## Objective
Pictures do not belong in the copy; quote every entry below exactly.

## Data entries
^^^^

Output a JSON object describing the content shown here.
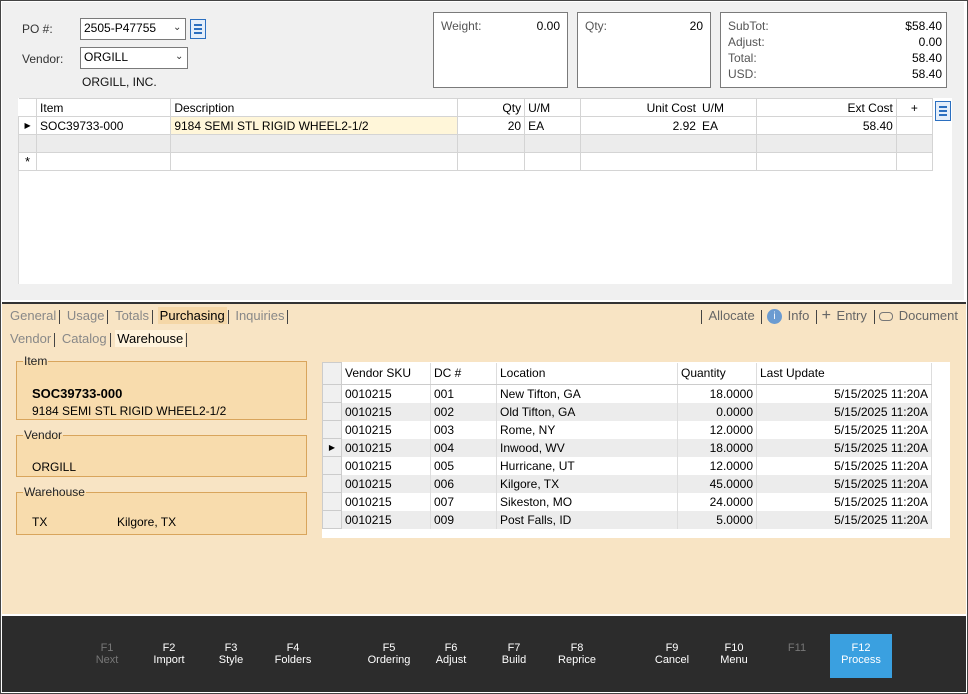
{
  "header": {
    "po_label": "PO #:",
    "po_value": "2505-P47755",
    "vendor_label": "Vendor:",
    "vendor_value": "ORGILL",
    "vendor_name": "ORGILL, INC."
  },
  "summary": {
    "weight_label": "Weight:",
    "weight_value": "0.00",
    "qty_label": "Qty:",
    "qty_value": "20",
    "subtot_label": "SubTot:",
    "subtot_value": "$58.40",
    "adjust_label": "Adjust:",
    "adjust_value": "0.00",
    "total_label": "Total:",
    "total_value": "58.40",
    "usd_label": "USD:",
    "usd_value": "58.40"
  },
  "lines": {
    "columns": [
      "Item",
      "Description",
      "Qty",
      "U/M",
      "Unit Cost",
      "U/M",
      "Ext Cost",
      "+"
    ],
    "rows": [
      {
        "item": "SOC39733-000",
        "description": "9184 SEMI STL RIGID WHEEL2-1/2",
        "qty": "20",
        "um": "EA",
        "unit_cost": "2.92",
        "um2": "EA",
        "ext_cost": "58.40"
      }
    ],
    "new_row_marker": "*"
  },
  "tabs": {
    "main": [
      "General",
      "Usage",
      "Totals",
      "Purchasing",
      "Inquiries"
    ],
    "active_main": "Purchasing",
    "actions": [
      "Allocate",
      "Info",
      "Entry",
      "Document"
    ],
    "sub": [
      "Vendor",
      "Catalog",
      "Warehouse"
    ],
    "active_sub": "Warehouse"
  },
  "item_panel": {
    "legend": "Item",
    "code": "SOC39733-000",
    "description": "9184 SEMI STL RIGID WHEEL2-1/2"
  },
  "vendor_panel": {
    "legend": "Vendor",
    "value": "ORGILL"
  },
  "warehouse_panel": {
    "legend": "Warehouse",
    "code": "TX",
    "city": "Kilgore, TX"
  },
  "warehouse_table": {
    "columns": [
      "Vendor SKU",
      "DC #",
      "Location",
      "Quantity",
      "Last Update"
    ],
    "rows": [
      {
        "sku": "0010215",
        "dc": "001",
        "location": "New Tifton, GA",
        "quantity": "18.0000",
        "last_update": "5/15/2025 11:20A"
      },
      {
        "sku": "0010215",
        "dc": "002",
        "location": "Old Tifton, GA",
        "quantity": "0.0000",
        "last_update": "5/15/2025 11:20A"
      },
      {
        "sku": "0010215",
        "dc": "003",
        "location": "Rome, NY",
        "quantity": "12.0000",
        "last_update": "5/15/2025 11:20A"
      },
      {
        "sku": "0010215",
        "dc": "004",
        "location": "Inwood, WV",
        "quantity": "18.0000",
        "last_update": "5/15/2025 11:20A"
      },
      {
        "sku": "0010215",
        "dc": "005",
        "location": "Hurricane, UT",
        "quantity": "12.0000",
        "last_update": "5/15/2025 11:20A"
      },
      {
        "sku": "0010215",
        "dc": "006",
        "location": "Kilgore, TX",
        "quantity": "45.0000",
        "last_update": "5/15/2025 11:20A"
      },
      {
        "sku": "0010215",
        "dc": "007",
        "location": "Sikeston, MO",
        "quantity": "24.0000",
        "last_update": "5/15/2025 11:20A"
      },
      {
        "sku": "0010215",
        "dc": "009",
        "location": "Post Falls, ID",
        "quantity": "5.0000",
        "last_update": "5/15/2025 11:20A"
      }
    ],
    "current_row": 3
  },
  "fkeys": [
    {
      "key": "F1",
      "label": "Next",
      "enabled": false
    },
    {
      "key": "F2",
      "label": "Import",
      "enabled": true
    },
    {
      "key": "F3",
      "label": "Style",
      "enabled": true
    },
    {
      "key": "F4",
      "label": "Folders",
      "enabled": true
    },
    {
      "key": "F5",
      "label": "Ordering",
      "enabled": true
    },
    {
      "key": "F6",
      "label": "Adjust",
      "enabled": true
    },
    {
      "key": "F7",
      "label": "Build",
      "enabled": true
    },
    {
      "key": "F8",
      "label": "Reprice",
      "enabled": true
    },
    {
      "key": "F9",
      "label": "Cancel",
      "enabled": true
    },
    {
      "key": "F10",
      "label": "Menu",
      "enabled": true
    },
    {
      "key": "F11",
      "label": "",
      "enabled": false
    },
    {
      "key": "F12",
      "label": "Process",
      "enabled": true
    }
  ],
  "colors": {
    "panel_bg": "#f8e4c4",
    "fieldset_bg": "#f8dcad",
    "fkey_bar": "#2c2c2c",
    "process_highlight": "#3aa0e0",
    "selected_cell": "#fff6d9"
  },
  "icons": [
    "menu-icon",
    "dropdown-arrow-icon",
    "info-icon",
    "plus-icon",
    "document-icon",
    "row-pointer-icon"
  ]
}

^^^^

## Response for this exercise
Output a JSON object describing the content shown here.
{
  "header": {
    "po_label": "PO #:",
    "po_value": "2505-P47755",
    "vendor_label": "Vendor:",
    "vendor_value": "ORGILL",
    "vendor_name": "ORGILL, INC."
  },
  "summary": {
    "weight_label": "Weight:",
    "weight_value": "0.00",
    "qty_label": "Qty:",
    "qty_value": "20",
    "subtot_label": "SubTot:",
    "subtot_value": "$58.40",
    "adjust_label": "Adjust:",
    "adjust_value": "0.00",
    "total_label": "Total:",
    "total_value": "58.40",
    "usd_label": "USD:",
    "usd_value": "58.40"
  },
  "lines": {
    "columns": [
      "Item",
      "Description",
      "Qty",
      "U/M",
      "Unit Cost",
      "U/M",
      "Ext Cost",
      "+"
    ],
    "rows": [
      {
        "item": "SOC39733-000",
        "description": "9184 SEMI STL RIGID WHEEL2-1/2",
        "qty": "20",
        "um": "EA",
        "unit_cost": "2.92",
        "um2": "EA",
        "ext_cost": "58.40"
      }
    ],
    "new_row_marker": "*"
  },
  "tabs": {
    "main": [
      "General",
      "Usage",
      "Totals",
      "Purchasing",
      "Inquiries"
    ],
    "active_main": "Purchasing",
    "actions": [
      "Allocate",
      "Info",
      "Entry",
      "Document"
    ],
    "sub": [
      "Vendor",
      "Catalog",
      "Warehouse"
    ],
    "active_sub": "Warehouse"
  },
  "item_panel": {
    "legend": "Item",
    "code": "SOC39733-000",
    "description": "9184 SEMI STL RIGID WHEEL2-1/2"
  },
  "vendor_panel": {
    "legend": "Vendor",
    "value": "ORGILL"
  },
  "warehouse_panel": {
    "legend": "Warehouse",
    "code": "TX",
    "city": "Kilgore, TX"
  },
  "warehouse_table": {
    "columns": [
      "Vendor SKU",
      "DC #",
      "Location",
      "Quantity",
      "Last Update"
    ],
    "rows": [
      {
        "sku": "0010215",
        "dc": "001",
        "location": "New Tifton, GA",
        "quantity": "18.0000",
        "last_update": "5/15/2025 11:20A"
      },
      {
        "sku": "0010215",
        "dc": "002",
        "location": "Old Tifton, GA",
        "quantity": "0.0000",
        "last_update": "5/15/2025 11:20A"
      },
      {
        "sku": "0010215",
        "dc": "003",
        "location": "Rome, NY",
        "quantity": "12.0000",
        "last_update": "5/15/2025 11:20A"
      },
      {
        "sku": "0010215",
        "dc": "004",
        "location": "Inwood, WV",
        "quantity": "18.0000",
        "last_update": "5/15/2025 11:20A"
      },
      {
        "sku": "0010215",
        "dc": "005",
        "location": "Hurricane, UT",
        "quantity": "12.0000",
        "last_update": "5/15/2025 11:20A"
      },
      {
        "sku": "0010215",
        "dc": "006",
        "location": "Kilgore, TX",
        "quantity": "45.0000",
        "last_update": "5/15/2025 11:20A"
      },
      {
        "sku": "0010215",
        "dc": "007",
        "location": "Sikeston, MO",
        "quantity": "24.0000",
        "last_update": "5/15/2025 11:20A"
      },
      {
        "sku": "0010215",
        "dc": "009",
        "location": "Post Falls, ID",
        "quantity": "5.0000",
        "last_update": "5/15/2025 11:20A"
      }
    ],
    "current_row": 3
  },
  "fkeys": [
    {
      "key": "F1",
      "label": "Next",
      "enabled": false
    },
    {
      "key": "F2",
      "label": "Import",
      "enabled": true
    },
    {
      "key": "F3",
      "label": "Style",
      "enabled": true
    },
    {
      "key": "F4",
      "label": "Folders",
      "enabled": true
    },
    {
      "key": "F5",
      "label": "Ordering",
      "enabled": true
    },
    {
      "key": "F6",
      "label": "Adjust",
      "enabled": true
    },
    {
      "key": "F7",
      "label": "Build",
      "enabled": true
    },
    {
      "key": "F8",
      "label": "Reprice",
      "enabled": true
    },
    {
      "key": "F9",
      "label": "Cancel",
      "enabled": true
    },
    {
      "key": "F10",
      "label": "Menu",
      "enabled": true
    },
    {
      "key": "F11",
      "label": "",
      "enabled": false
    },
    {
      "key": "F12",
      "label": "Process",
      "enabled": true
    }
  ],
  "colors": {
    "panel_bg": "#f8e4c4",
    "fieldset_bg": "#f8dcad",
    "fkey_bar": "#2c2c2c",
    "process_highlight": "#3aa0e0",
    "selected_cell": "#fff6d9"
  },
  "icons": [
    "menu-icon",
    "dropdown-arrow-icon",
    "info-icon",
    "plus-icon",
    "document-icon",
    "row-pointer-icon"
  ]
}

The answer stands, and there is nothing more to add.